WHAT YOU NEED TO DO ▸
Keep only the lines that hold the string "name", filtering out the rest of the entries below.

Records about charts and figures
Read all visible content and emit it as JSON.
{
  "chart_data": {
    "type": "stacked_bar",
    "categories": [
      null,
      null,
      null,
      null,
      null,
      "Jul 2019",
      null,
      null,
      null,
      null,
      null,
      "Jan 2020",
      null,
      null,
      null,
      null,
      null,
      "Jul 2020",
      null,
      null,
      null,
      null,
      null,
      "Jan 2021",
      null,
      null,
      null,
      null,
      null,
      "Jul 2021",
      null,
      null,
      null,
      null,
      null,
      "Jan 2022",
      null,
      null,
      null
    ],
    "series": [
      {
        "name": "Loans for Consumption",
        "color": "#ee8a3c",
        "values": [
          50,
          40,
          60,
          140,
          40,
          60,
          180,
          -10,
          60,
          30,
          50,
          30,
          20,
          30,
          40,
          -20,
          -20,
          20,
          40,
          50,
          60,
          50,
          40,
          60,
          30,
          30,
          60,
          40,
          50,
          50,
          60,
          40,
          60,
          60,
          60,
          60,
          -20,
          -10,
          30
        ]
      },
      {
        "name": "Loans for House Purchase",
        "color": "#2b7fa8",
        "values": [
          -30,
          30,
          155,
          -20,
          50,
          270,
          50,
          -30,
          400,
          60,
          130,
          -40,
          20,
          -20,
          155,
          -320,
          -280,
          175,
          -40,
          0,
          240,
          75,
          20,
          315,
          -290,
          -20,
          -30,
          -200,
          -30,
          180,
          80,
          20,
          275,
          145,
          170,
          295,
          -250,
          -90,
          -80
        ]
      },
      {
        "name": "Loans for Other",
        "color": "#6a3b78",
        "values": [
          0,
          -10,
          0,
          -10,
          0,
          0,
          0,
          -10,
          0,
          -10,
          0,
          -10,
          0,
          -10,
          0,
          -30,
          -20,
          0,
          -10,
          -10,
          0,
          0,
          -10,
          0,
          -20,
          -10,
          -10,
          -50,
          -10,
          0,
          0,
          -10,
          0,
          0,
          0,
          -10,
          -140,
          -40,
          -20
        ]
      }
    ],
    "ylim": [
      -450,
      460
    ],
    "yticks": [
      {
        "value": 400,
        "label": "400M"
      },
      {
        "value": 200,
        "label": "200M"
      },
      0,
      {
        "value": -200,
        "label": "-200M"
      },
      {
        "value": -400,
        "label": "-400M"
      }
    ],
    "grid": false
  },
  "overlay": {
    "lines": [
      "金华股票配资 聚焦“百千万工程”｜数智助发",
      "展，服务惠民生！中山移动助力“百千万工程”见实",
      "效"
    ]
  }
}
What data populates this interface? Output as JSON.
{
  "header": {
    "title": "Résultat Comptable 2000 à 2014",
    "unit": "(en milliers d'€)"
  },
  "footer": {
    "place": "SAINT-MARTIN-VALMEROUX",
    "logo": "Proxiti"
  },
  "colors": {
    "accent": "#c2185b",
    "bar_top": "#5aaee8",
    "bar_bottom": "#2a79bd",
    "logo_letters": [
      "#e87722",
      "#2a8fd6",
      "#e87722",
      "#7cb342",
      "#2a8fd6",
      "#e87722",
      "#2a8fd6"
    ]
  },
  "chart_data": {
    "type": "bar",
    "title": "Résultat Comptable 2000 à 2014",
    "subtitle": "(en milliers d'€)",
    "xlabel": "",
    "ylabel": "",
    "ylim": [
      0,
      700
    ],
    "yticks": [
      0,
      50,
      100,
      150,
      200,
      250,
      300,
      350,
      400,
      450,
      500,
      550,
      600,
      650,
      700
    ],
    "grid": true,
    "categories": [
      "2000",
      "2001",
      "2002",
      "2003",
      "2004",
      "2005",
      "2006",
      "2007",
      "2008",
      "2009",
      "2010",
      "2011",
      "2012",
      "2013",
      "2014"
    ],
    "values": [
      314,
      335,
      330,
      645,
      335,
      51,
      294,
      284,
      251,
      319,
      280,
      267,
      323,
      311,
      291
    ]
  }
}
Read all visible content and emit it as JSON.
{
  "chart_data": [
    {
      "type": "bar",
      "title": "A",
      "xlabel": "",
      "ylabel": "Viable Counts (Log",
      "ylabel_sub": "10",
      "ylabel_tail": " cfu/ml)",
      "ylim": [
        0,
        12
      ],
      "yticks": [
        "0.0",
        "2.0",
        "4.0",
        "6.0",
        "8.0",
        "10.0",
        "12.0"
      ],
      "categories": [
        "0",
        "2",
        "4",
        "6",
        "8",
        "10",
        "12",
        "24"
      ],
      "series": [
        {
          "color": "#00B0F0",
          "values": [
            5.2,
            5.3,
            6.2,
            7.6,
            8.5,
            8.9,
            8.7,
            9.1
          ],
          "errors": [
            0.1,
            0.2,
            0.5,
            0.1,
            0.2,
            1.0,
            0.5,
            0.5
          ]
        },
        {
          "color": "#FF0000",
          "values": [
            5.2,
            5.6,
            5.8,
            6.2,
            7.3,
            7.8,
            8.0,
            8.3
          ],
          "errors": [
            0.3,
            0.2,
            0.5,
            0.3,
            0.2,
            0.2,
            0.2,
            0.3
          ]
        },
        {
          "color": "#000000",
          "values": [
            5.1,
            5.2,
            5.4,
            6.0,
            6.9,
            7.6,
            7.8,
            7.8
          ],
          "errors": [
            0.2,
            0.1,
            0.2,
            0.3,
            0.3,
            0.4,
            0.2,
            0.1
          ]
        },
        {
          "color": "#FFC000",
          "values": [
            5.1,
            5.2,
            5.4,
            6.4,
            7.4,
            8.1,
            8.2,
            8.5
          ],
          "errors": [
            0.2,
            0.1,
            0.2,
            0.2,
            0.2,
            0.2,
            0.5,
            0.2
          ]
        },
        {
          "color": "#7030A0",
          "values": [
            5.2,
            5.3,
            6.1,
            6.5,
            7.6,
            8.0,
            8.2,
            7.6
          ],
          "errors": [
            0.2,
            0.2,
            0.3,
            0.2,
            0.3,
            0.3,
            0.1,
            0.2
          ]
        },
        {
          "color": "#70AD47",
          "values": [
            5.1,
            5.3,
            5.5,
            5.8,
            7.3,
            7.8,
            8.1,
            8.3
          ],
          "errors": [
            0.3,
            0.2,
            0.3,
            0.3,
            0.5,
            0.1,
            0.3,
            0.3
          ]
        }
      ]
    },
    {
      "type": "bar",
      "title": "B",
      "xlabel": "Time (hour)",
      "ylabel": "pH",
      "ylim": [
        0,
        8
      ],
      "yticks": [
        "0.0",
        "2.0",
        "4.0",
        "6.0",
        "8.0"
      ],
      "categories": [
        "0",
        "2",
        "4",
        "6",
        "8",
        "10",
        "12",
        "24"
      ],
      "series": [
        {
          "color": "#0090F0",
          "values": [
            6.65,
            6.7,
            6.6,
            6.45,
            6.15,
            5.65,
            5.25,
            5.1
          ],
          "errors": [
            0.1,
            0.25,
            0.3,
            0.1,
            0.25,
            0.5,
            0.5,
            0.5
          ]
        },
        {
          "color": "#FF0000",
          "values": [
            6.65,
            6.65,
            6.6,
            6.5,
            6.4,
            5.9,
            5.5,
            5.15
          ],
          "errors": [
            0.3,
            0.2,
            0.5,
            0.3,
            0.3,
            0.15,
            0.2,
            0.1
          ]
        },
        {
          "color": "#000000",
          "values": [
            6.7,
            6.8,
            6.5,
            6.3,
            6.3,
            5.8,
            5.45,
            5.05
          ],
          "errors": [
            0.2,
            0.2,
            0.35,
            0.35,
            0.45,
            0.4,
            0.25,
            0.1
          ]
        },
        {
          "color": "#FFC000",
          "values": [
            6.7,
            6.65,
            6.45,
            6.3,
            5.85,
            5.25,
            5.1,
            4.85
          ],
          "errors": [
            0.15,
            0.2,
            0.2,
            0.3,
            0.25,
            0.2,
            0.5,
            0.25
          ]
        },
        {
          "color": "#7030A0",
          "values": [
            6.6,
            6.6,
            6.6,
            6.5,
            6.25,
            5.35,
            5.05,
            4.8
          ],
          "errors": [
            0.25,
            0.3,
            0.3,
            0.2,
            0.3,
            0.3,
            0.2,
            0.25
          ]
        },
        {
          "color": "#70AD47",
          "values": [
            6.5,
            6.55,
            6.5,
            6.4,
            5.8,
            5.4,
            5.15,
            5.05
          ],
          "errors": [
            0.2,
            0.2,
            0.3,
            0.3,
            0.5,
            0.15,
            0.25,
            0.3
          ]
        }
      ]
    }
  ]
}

RESULT FOR THIS EXERCISE ▸
        "name": "Loans for Consumption",
        "name": "Loans for House Purchase",
        "name": "Loans for Other",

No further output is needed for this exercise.